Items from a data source
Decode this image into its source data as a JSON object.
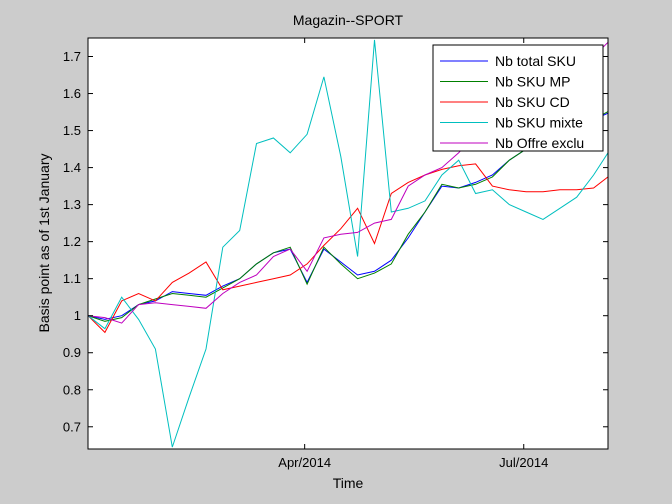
{
  "chart_data": {
    "type": "line",
    "title": "Magazin--SPORT",
    "xlabel": "Time",
    "ylabel": "Basis point as of 1st January",
    "x": [
      "2014-01-01",
      "2014-01-08",
      "2014-01-15",
      "2014-01-22",
      "2014-01-29",
      "2014-02-05",
      "2014-02-12",
      "2014-02-19",
      "2014-02-26",
      "2014-03-05",
      "2014-03-12",
      "2014-03-19",
      "2014-03-26",
      "2014-04-02",
      "2014-04-09",
      "2014-04-16",
      "2014-04-23",
      "2014-04-30",
      "2014-05-07",
      "2014-05-14",
      "2014-05-21",
      "2014-05-28",
      "2014-06-04",
      "2014-06-11",
      "2014-06-18",
      "2014-06-25",
      "2014-07-02",
      "2014-07-09",
      "2014-07-16",
      "2014-07-23",
      "2014-07-30",
      "2014-08-06"
    ],
    "xlim": [
      "2014-01-01",
      "2014-08-05"
    ],
    "ylim": [
      0.64,
      1.75
    ],
    "yticks": [
      0.7,
      0.8,
      0.9,
      1,
      1.1,
      1.2,
      1.3,
      1.4,
      1.5,
      1.6,
      1.7
    ],
    "yticklabels": [
      "0.7",
      "0.8",
      "0.9",
      "1",
      "1.1",
      "1.2",
      "1.3",
      "1.4",
      "1.5",
      "1.6",
      "1.7"
    ],
    "xticks": [
      "2014-04-01",
      "2014-07-01"
    ],
    "xticklabels": [
      "Apr/2014",
      "Jul/2014"
    ],
    "grid": false,
    "legend_position": "top-right",
    "series": [
      {
        "name": "Nb total SKU",
        "color": "#0000ff",
        "values": [
          1.0,
          0.99,
          1.0,
          1.03,
          1.04,
          1.065,
          1.06,
          1.055,
          1.08,
          1.1,
          1.14,
          1.17,
          1.18,
          1.09,
          1.18,
          1.145,
          1.11,
          1.12,
          1.15,
          1.21,
          1.28,
          1.35,
          1.345,
          1.36,
          1.38,
          1.42,
          1.45,
          1.48,
          1.49,
          1.5,
          1.53,
          1.55
        ]
      },
      {
        "name": "Nb SKU MP",
        "color": "#008000",
        "values": [
          1.0,
          0.985,
          0.995,
          1.03,
          1.045,
          1.06,
          1.055,
          1.05,
          1.075,
          1.1,
          1.14,
          1.17,
          1.185,
          1.085,
          1.185,
          1.14,
          1.1,
          1.115,
          1.14,
          1.22,
          1.28,
          1.355,
          1.345,
          1.355,
          1.375,
          1.42,
          1.45,
          1.48,
          1.49,
          1.5,
          1.53,
          1.555
        ]
      },
      {
        "name": "Nb SKU CD",
        "color": "#ff0000",
        "values": [
          1.0,
          0.955,
          1.04,
          1.06,
          1.04,
          1.09,
          1.115,
          1.145,
          1.07,
          1.08,
          1.09,
          1.1,
          1.11,
          1.14,
          1.19,
          1.235,
          1.29,
          1.195,
          1.33,
          1.36,
          1.38,
          1.395,
          1.405,
          1.41,
          1.35,
          1.34,
          1.335,
          1.335,
          1.34,
          1.34,
          1.345,
          1.38
        ]
      },
      {
        "name": "Nb SKU mixte",
        "color": "#00bfbf",
        "values": [
          1.0,
          0.965,
          1.05,
          0.99,
          0.91,
          0.645,
          0.78,
          0.91,
          1.185,
          1.23,
          1.465,
          1.48,
          1.44,
          1.49,
          1.645,
          1.43,
          1.16,
          1.745,
          1.28,
          1.29,
          1.31,
          1.38,
          1.42,
          1.33,
          1.34,
          1.3,
          1.28,
          1.26,
          1.29,
          1.32,
          1.38,
          1.45
        ]
      },
      {
        "name": "Nb Offre exclu",
        "color": "#bf00bf",
        "values": [
          1.0,
          0.995,
          0.98,
          1.03,
          1.035,
          1.03,
          1.025,
          1.02,
          1.06,
          1.09,
          1.11,
          1.16,
          1.18,
          1.12,
          1.21,
          1.22,
          1.225,
          1.25,
          1.26,
          1.35,
          1.38,
          1.4,
          1.44,
          1.49,
          1.55,
          1.58,
          1.6,
          1.62,
          1.64,
          1.66,
          1.7,
          1.745
        ]
      }
    ]
  }
}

_Short exercise_
Repeat the entries exactly and keep the pictures out of the copy.

_Output_
Decode this image into its source data as a JSON object.
{
  "chart_data": {
    "type": "line",
    "title": "Magazin--SPORT",
    "xlabel": "Time",
    "ylabel": "Basis point as of 1st January",
    "x": [
      "2014-01-01",
      "2014-01-08",
      "2014-01-15",
      "2014-01-22",
      "2014-01-29",
      "2014-02-05",
      "2014-02-12",
      "2014-02-19",
      "2014-02-26",
      "2014-03-05",
      "2014-03-12",
      "2014-03-19",
      "2014-03-26",
      "2014-04-02",
      "2014-04-09",
      "2014-04-16",
      "2014-04-23",
      "2014-04-30",
      "2014-05-07",
      "2014-05-14",
      "2014-05-21",
      "2014-05-28",
      "2014-06-04",
      "2014-06-11",
      "2014-06-18",
      "2014-06-25",
      "2014-07-02",
      "2014-07-09",
      "2014-07-16",
      "2014-07-23",
      "2014-07-30",
      "2014-08-06"
    ],
    "xlim": [
      "2014-01-01",
      "2014-08-05"
    ],
    "ylim": [
      0.64,
      1.75
    ],
    "yticks": [
      0.7,
      0.8,
      0.9,
      1,
      1.1,
      1.2,
      1.3,
      1.4,
      1.5,
      1.6,
      1.7
    ],
    "yticklabels": [
      "0.7",
      "0.8",
      "0.9",
      "1",
      "1.1",
      "1.2",
      "1.3",
      "1.4",
      "1.5",
      "1.6",
      "1.7"
    ],
    "xticks": [
      "2014-04-01",
      "2014-07-01"
    ],
    "xticklabels": [
      "Apr/2014",
      "Jul/2014"
    ],
    "grid": false,
    "legend_position": "top-right",
    "series": [
      {
        "name": "Nb total SKU",
        "color": "#0000ff",
        "values": [
          1.0,
          0.99,
          1.0,
          1.03,
          1.04,
          1.065,
          1.06,
          1.055,
          1.08,
          1.1,
          1.14,
          1.17,
          1.18,
          1.09,
          1.18,
          1.145,
          1.11,
          1.12,
          1.15,
          1.21,
          1.28,
          1.35,
          1.345,
          1.36,
          1.38,
          1.42,
          1.45,
          1.48,
          1.49,
          1.5,
          1.53,
          1.55
        ]
      },
      {
        "name": "Nb SKU MP",
        "color": "#008000",
        "values": [
          1.0,
          0.985,
          0.995,
          1.03,
          1.045,
          1.06,
          1.055,
          1.05,
          1.075,
          1.1,
          1.14,
          1.17,
          1.185,
          1.085,
          1.185,
          1.14,
          1.1,
          1.115,
          1.14,
          1.22,
          1.28,
          1.355,
          1.345,
          1.355,
          1.375,
          1.42,
          1.45,
          1.48,
          1.49,
          1.5,
          1.53,
          1.555
        ]
      },
      {
        "name": "Nb SKU CD",
        "color": "#ff0000",
        "values": [
          1.0,
          0.955,
          1.04,
          1.06,
          1.04,
          1.09,
          1.115,
          1.145,
          1.07,
          1.08,
          1.09,
          1.1,
          1.11,
          1.14,
          1.19,
          1.235,
          1.29,
          1.195,
          1.33,
          1.36,
          1.38,
          1.395,
          1.405,
          1.41,
          1.35,
          1.34,
          1.335,
          1.335,
          1.34,
          1.34,
          1.345,
          1.38
        ]
      },
      {
        "name": "Nb SKU mixte",
        "color": "#00bfbf",
        "values": [
          1.0,
          0.965,
          1.05,
          0.99,
          0.91,
          0.645,
          0.78,
          0.91,
          1.185,
          1.23,
          1.465,
          1.48,
          1.44,
          1.49,
          1.645,
          1.43,
          1.16,
          1.745,
          1.28,
          1.29,
          1.31,
          1.38,
          1.42,
          1.33,
          1.34,
          1.3,
          1.28,
          1.26,
          1.29,
          1.32,
          1.38,
          1.45
        ]
      },
      {
        "name": "Nb Offre exclu",
        "color": "#bf00bf",
        "values": [
          1.0,
          0.995,
          0.98,
          1.03,
          1.035,
          1.03,
          1.025,
          1.02,
          1.06,
          1.09,
          1.11,
          1.16,
          1.18,
          1.12,
          1.21,
          1.22,
          1.225,
          1.25,
          1.26,
          1.35,
          1.38,
          1.4,
          1.44,
          1.49,
          1.55,
          1.58,
          1.6,
          1.62,
          1.64,
          1.66,
          1.7,
          1.745
        ]
      }
    ]
  }
}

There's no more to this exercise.